▶ _Exercise description_: In the listing below, find every line containing "with" and copy it out.

▶ _Material_:
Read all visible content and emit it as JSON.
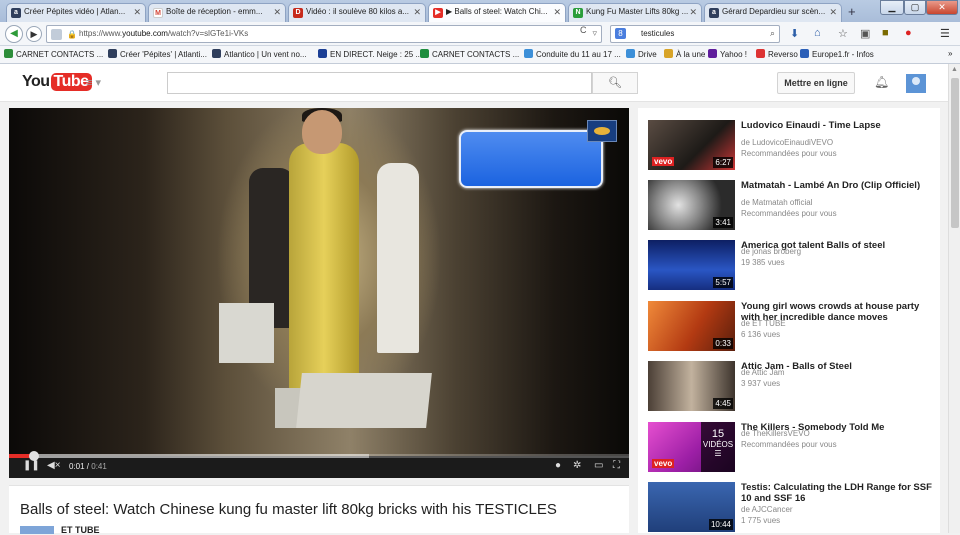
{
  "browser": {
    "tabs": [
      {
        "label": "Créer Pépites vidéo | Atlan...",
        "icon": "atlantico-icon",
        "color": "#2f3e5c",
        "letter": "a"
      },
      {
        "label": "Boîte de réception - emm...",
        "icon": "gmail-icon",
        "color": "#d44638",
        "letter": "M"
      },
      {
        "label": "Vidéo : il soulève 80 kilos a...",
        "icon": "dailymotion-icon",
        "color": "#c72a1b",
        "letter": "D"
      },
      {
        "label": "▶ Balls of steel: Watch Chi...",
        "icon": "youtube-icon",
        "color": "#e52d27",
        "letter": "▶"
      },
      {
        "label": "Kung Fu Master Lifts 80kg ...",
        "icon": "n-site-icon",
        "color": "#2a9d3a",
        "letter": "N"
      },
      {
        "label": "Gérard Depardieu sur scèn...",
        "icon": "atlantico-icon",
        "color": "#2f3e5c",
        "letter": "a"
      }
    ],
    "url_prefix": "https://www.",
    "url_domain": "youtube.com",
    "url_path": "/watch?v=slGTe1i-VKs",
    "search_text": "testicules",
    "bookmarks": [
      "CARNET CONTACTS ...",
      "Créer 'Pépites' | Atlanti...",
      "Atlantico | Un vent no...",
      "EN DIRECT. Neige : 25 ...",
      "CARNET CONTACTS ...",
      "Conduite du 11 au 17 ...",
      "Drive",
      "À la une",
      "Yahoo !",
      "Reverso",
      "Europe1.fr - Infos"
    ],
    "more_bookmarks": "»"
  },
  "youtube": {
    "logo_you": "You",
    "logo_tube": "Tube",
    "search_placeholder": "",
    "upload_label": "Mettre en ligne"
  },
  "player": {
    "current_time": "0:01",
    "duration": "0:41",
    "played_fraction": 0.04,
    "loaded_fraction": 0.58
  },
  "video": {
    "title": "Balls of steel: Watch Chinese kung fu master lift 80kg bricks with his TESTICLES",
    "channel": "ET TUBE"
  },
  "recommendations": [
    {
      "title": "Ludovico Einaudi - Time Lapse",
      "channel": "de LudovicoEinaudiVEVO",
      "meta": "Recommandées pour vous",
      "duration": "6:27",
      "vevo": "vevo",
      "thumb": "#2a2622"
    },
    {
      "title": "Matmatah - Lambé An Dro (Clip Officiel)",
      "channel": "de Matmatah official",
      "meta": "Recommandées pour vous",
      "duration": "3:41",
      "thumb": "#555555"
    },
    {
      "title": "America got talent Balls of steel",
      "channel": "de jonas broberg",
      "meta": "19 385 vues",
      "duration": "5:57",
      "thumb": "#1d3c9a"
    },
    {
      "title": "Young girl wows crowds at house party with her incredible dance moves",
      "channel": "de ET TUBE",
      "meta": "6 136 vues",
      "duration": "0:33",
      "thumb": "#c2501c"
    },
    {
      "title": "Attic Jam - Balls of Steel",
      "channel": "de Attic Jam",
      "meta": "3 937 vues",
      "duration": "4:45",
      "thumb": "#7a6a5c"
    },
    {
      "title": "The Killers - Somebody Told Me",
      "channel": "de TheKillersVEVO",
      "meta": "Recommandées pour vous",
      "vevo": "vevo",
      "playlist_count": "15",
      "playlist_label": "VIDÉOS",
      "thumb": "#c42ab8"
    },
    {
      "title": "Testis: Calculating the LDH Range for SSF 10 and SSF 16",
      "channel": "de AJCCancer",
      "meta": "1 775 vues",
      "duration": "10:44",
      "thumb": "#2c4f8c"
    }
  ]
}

▶ _Answer in full_:
    "title": "Balls of steel: Watch Chinese kung fu master lift 80kg bricks with his TESTICLES",
      "title": "Young girl wows crowds at house party with her incredible dance moves",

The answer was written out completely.